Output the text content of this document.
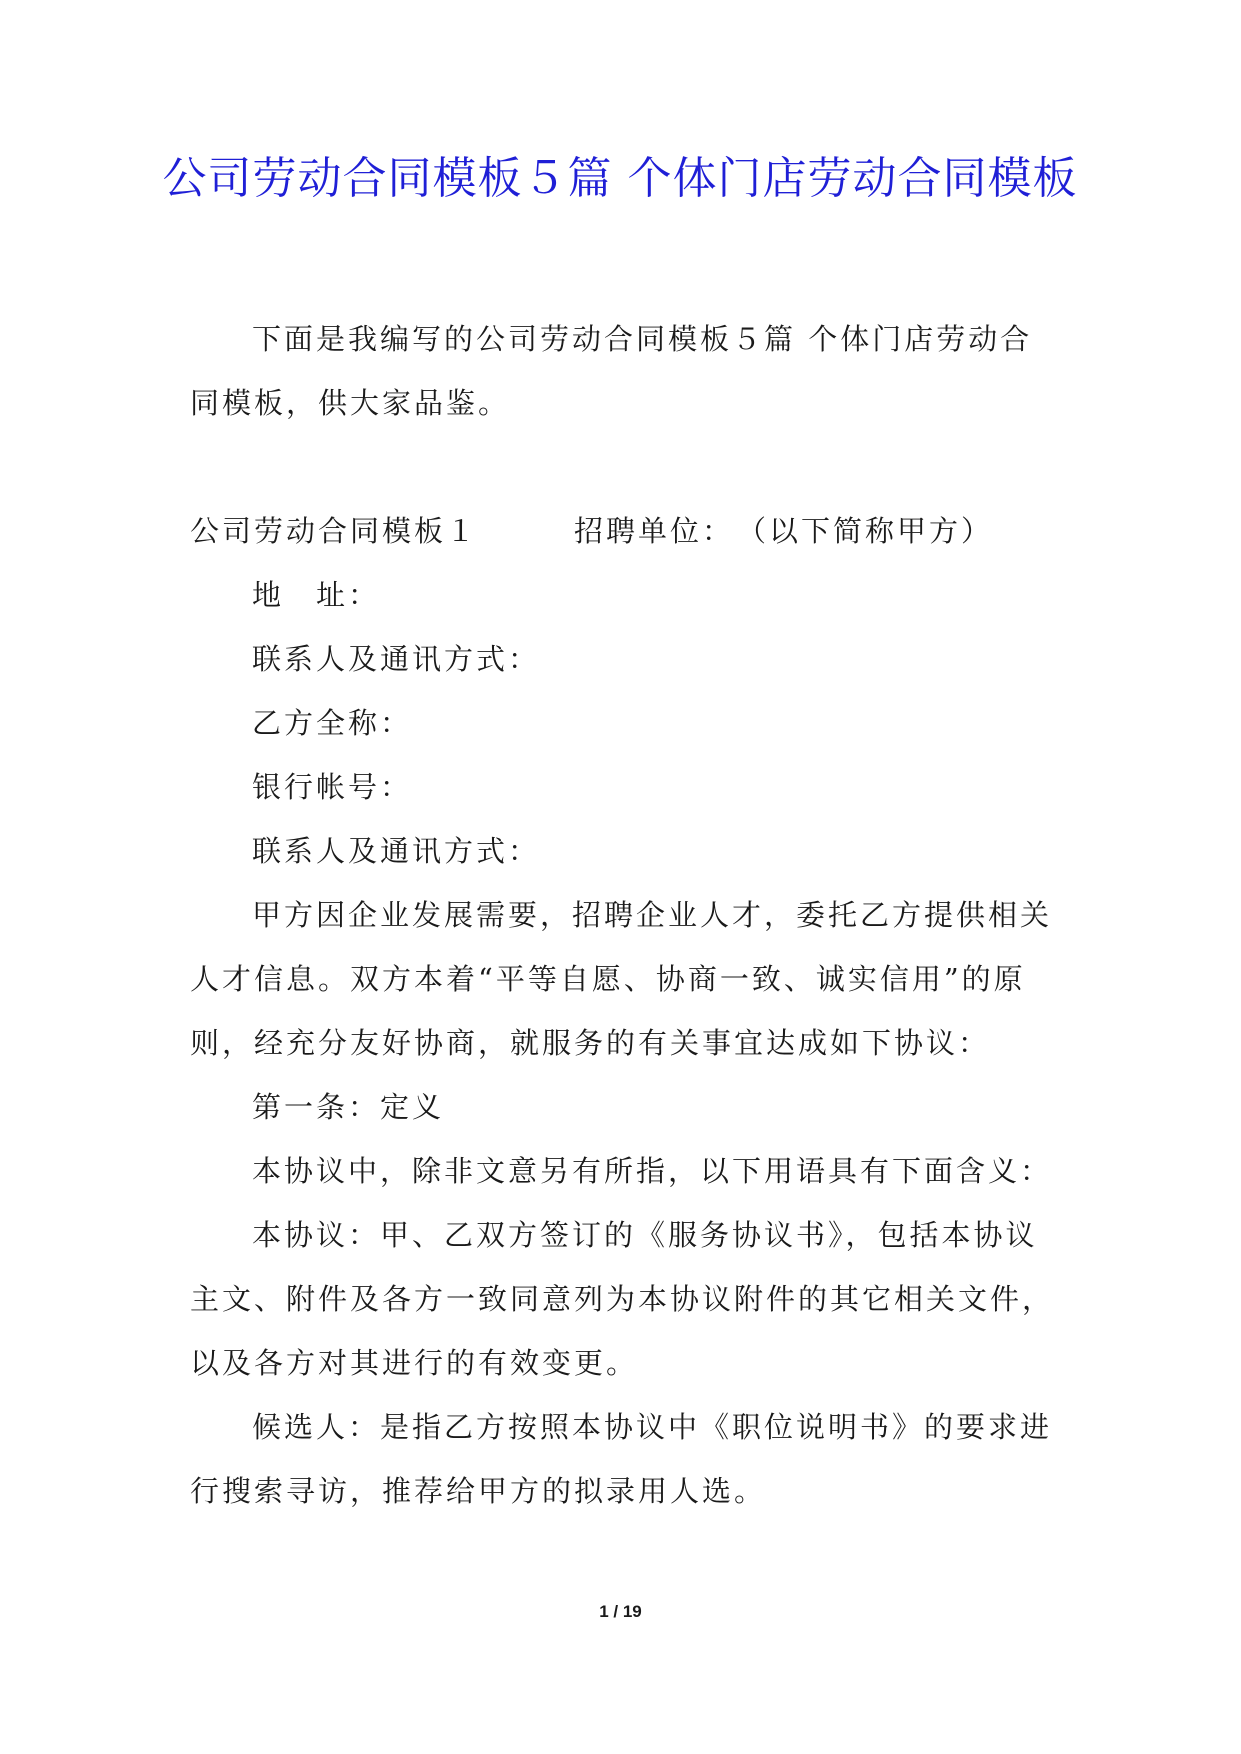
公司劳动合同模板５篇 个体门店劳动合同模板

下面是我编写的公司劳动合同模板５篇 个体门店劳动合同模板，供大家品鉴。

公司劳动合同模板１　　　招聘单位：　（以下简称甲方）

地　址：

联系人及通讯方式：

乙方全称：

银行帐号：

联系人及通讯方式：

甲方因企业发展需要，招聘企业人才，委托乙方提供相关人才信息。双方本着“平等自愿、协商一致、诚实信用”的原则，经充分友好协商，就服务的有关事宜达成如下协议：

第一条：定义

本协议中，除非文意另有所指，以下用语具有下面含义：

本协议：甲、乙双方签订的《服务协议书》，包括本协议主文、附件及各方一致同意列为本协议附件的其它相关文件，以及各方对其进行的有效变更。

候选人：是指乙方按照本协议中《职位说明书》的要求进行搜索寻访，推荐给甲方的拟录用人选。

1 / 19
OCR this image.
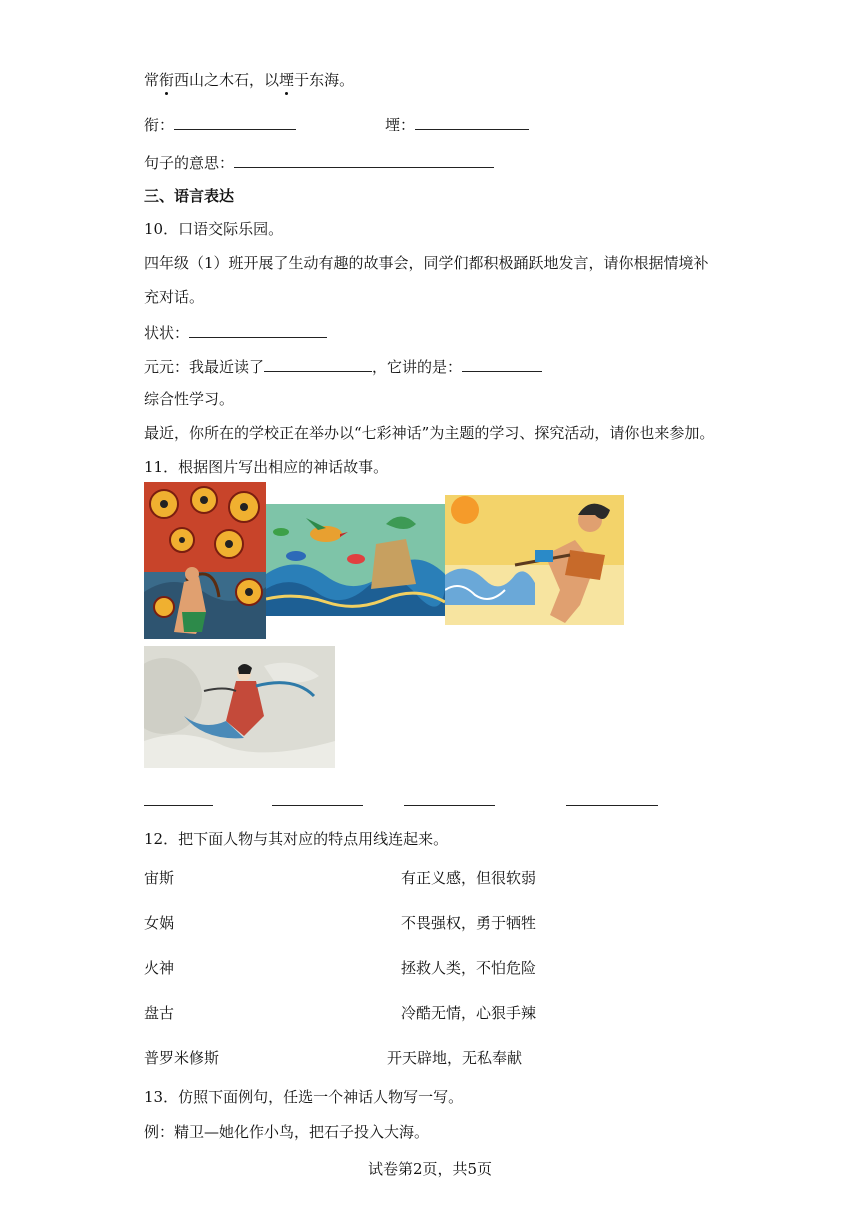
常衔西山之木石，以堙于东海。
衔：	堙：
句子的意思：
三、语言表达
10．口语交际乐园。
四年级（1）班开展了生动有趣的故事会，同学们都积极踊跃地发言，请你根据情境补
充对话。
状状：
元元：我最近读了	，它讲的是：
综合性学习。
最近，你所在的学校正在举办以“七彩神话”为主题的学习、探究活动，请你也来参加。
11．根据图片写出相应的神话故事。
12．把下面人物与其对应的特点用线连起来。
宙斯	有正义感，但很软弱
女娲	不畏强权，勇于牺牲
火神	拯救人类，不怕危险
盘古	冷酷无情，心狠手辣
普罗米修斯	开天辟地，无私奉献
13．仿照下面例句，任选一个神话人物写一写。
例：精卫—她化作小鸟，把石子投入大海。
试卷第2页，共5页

==

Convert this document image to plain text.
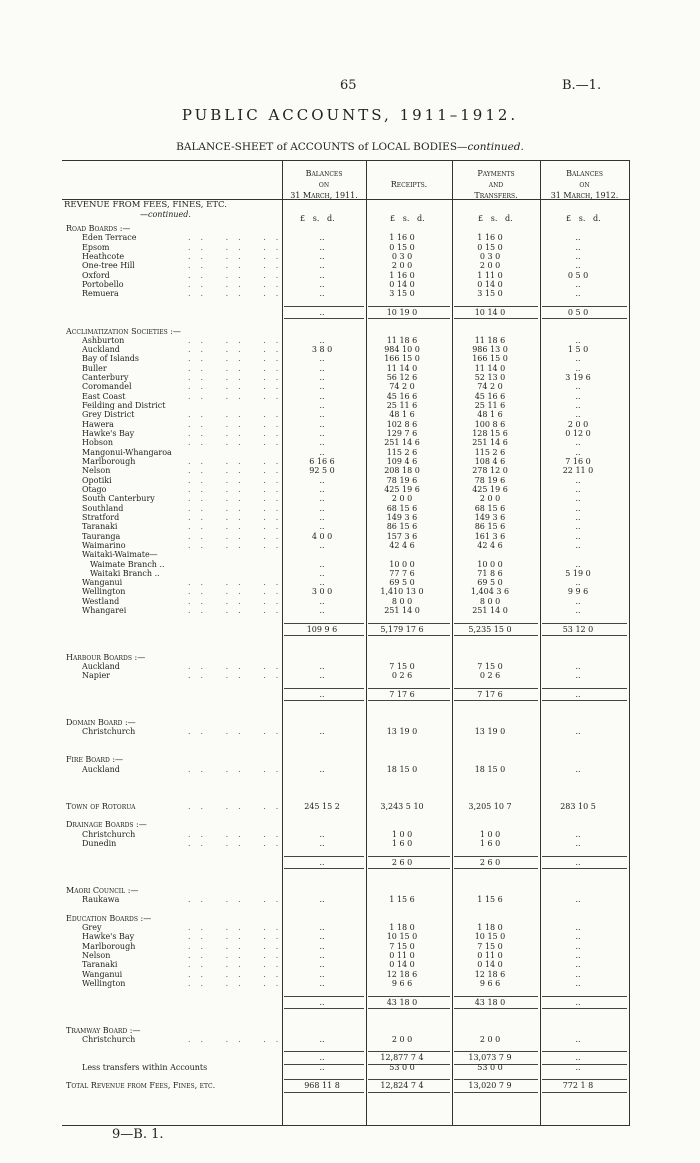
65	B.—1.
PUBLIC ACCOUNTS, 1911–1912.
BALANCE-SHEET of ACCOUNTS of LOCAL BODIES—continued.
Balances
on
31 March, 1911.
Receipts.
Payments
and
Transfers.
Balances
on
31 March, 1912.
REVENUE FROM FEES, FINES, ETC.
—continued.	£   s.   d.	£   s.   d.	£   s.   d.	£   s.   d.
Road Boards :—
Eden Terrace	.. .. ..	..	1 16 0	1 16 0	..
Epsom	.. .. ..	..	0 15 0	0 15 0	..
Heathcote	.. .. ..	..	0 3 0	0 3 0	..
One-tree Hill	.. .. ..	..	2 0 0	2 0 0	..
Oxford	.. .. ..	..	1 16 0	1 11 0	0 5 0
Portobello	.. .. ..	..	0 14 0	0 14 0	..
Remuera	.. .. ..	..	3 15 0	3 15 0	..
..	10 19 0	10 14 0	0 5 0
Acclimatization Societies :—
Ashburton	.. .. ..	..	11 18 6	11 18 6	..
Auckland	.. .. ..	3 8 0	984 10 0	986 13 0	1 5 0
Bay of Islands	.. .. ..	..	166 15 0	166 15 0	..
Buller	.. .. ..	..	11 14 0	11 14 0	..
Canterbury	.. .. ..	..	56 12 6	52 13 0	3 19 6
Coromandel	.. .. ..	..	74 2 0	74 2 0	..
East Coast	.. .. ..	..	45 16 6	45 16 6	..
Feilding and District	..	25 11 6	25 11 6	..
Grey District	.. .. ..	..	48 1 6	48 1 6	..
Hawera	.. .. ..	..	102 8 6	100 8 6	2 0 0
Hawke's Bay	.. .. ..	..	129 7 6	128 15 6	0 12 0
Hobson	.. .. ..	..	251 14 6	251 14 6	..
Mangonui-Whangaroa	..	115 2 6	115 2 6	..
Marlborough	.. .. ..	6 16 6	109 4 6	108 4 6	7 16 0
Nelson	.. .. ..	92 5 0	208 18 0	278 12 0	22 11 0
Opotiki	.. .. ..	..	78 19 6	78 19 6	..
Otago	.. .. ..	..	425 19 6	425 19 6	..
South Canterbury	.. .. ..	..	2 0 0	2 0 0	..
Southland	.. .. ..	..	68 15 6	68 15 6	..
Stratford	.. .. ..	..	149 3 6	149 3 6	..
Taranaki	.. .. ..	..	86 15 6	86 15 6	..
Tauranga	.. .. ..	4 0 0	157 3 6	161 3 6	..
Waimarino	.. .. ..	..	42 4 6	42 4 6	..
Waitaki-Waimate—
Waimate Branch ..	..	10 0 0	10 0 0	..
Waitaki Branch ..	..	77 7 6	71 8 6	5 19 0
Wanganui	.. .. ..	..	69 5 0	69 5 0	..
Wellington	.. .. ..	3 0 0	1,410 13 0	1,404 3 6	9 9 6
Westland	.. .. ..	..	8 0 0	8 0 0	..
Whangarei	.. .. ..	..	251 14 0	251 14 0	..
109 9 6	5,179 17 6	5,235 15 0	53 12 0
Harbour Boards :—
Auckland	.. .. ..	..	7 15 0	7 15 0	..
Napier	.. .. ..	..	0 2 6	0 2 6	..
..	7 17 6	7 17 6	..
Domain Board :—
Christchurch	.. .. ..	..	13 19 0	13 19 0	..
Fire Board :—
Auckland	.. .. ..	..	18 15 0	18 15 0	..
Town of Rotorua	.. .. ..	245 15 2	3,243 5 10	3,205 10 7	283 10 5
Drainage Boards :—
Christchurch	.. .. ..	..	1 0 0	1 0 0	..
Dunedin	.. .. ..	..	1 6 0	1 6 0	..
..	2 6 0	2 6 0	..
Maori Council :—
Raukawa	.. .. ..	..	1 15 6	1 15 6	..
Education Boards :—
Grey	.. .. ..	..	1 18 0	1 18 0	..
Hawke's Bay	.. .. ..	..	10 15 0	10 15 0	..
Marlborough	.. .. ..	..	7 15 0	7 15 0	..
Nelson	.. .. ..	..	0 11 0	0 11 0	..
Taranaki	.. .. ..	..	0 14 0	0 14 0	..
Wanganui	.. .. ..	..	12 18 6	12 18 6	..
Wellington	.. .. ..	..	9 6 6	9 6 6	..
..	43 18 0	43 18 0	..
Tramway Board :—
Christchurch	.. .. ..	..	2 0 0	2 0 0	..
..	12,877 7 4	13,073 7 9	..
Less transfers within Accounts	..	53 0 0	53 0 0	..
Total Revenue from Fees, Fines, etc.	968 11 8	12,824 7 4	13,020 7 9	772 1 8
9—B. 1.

- **The problem**:
Using the listing, say how many lines include the word "Boards", and add nothing else.

- **Response**:
4